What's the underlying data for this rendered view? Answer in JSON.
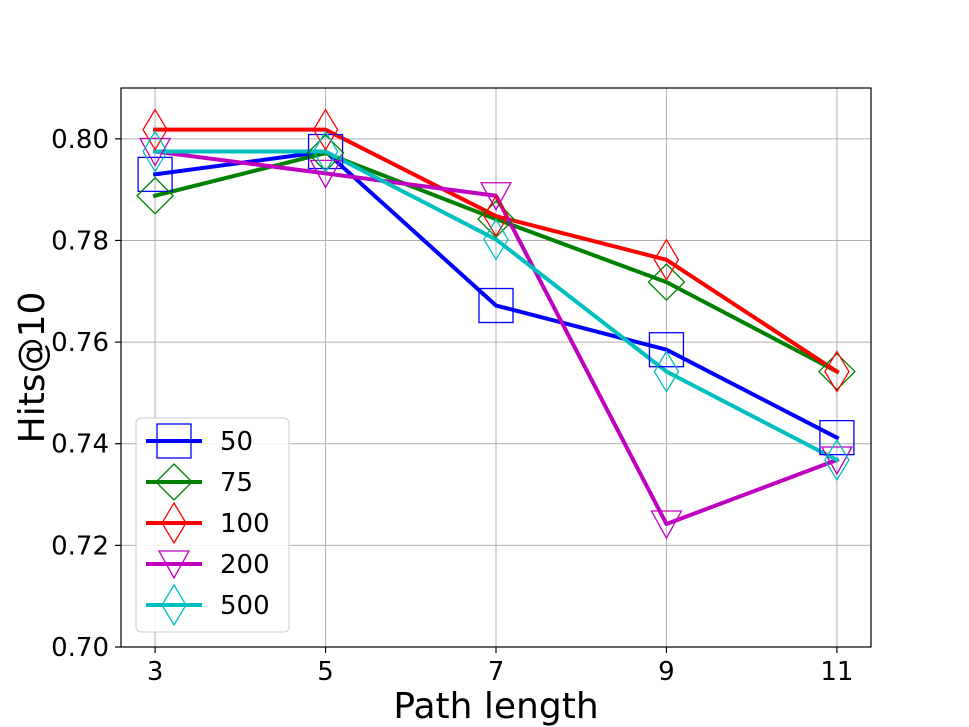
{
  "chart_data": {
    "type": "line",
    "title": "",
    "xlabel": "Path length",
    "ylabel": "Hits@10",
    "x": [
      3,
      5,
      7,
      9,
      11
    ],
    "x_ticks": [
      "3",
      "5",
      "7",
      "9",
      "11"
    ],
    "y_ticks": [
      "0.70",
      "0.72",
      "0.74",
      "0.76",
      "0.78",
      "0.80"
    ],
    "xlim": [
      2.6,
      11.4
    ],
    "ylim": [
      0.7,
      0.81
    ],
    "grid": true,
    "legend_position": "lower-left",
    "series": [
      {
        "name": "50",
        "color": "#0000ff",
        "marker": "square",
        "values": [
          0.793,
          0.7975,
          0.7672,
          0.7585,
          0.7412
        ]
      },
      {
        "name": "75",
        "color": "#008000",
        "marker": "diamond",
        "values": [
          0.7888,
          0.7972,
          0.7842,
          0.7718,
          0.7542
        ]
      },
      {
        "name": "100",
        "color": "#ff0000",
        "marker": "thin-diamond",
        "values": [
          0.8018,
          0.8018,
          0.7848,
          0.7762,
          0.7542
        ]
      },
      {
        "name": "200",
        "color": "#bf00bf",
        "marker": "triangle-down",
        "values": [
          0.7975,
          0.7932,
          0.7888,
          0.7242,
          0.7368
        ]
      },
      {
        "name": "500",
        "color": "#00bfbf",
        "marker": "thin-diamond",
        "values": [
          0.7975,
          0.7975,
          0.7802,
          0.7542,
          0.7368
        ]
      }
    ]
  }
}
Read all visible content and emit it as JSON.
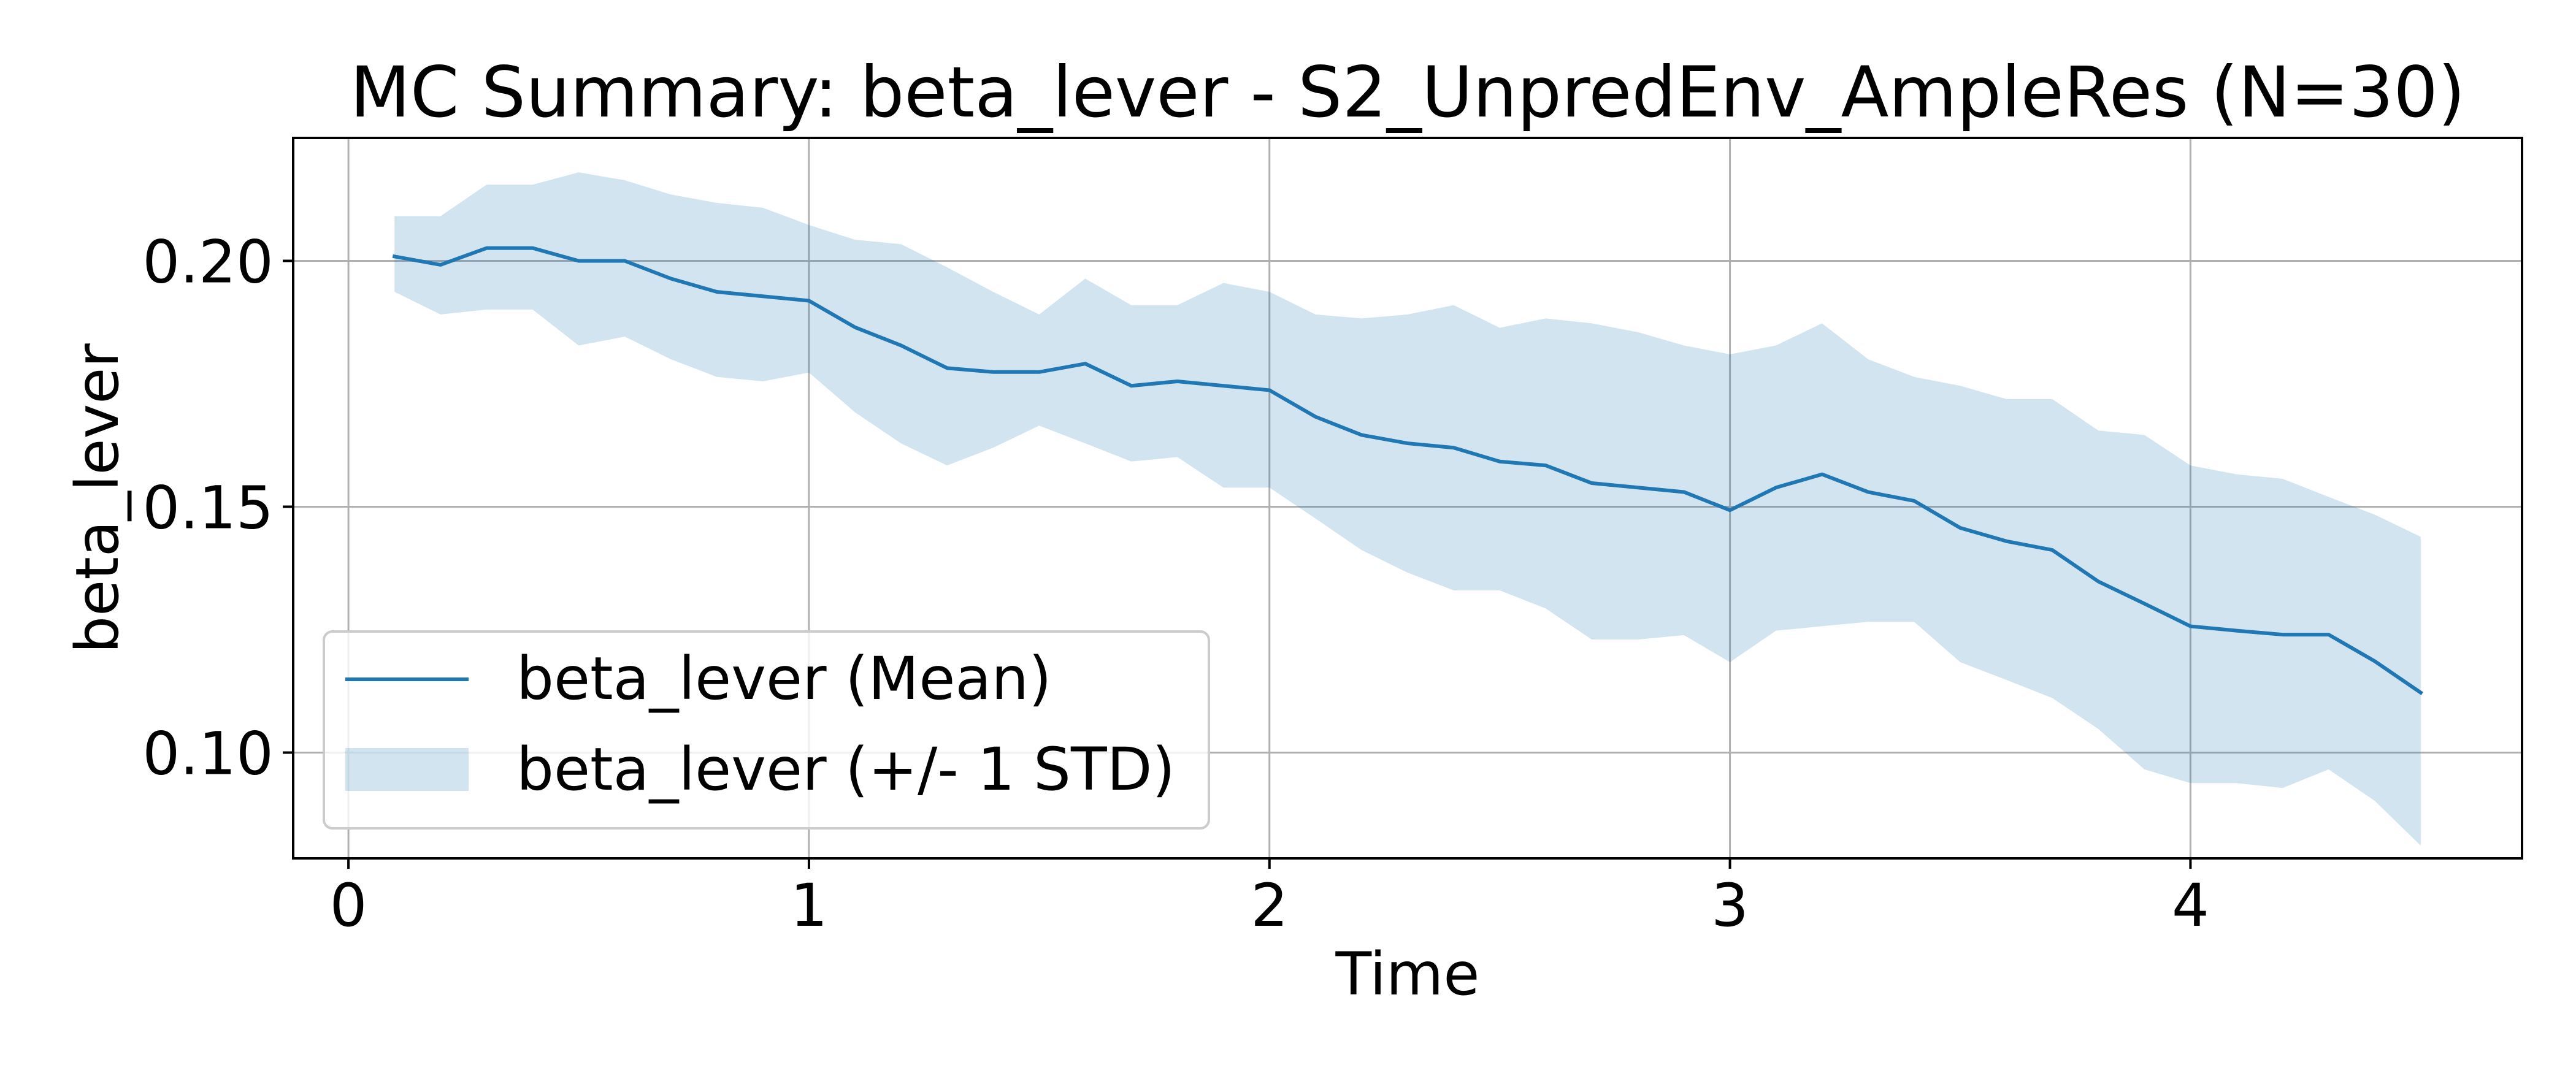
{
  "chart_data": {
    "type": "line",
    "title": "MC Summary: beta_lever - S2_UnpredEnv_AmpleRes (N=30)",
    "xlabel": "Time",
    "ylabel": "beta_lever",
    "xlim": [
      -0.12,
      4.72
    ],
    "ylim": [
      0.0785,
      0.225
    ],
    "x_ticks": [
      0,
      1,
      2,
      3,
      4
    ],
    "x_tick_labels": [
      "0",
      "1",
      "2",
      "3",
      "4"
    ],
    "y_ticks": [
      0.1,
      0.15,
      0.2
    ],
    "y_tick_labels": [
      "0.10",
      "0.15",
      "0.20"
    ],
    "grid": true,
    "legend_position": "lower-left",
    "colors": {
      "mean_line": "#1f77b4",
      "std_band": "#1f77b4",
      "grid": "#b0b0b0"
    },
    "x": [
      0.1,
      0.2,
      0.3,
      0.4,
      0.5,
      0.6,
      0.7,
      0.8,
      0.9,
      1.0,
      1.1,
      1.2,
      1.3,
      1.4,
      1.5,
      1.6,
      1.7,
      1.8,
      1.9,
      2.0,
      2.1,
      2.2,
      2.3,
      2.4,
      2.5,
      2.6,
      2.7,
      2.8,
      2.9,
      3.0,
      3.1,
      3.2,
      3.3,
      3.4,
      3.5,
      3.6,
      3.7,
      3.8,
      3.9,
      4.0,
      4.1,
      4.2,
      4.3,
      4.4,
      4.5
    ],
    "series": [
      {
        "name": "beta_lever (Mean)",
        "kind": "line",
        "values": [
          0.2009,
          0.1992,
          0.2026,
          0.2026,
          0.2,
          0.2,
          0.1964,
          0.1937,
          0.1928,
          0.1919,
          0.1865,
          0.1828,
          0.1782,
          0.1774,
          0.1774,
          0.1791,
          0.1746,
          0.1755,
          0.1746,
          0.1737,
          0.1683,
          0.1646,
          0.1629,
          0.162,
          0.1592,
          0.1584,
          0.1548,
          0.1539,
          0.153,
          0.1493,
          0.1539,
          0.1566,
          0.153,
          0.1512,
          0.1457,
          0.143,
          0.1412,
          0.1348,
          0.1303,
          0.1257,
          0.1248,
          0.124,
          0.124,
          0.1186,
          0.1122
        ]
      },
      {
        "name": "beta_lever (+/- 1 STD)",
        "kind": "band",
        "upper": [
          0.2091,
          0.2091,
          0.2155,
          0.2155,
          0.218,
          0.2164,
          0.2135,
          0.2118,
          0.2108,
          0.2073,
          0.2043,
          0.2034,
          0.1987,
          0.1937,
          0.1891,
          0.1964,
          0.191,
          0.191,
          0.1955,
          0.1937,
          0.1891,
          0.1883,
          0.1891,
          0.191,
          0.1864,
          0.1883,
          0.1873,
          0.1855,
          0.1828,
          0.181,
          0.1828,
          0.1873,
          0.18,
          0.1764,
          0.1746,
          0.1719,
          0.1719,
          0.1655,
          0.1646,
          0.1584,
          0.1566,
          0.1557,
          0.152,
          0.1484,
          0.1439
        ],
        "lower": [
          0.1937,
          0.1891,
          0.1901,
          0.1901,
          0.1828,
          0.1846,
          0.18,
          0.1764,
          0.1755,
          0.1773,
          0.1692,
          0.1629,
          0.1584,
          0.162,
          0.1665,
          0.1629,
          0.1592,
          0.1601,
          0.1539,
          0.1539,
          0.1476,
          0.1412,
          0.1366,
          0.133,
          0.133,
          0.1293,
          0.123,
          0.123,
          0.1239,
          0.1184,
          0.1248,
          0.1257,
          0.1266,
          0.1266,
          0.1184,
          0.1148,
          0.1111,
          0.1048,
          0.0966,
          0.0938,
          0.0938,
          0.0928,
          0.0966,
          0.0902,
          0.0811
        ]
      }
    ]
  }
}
▬▬▬▬▬▬▬▬▬▬
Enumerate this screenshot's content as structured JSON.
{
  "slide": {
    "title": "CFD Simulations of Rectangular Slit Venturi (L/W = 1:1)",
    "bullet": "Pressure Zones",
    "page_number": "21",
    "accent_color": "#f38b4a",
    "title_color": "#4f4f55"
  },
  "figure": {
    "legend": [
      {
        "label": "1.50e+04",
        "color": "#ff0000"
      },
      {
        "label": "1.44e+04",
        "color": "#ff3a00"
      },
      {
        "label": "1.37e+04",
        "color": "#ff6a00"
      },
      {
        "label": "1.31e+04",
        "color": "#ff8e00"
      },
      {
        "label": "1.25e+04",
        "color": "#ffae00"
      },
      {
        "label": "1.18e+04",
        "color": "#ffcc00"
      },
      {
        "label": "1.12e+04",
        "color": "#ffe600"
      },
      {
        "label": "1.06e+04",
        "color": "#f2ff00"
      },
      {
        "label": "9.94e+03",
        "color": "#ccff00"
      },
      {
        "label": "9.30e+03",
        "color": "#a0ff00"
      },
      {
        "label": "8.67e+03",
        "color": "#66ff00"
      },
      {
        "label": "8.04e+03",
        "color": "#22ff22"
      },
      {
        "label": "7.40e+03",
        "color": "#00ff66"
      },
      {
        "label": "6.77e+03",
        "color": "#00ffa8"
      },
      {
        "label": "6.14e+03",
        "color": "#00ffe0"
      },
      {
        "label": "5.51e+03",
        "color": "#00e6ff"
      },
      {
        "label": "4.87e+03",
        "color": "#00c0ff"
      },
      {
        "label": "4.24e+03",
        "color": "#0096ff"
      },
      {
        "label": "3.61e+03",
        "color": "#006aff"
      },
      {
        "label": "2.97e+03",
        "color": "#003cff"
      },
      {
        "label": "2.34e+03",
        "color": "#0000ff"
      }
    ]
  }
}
▬▬▬▬▬▬▬▬▬▬
**Your instructions:** Pick out every line above that holds the word "name" and copy it.

**Response to this task:**
        "name": "50",
        "name": "75",
        "name": "100",
        "name": "200",
        "name": "500",
        "name": "beta_lever (Mean)",
        "name": "beta_lever (+/- 1 STD)",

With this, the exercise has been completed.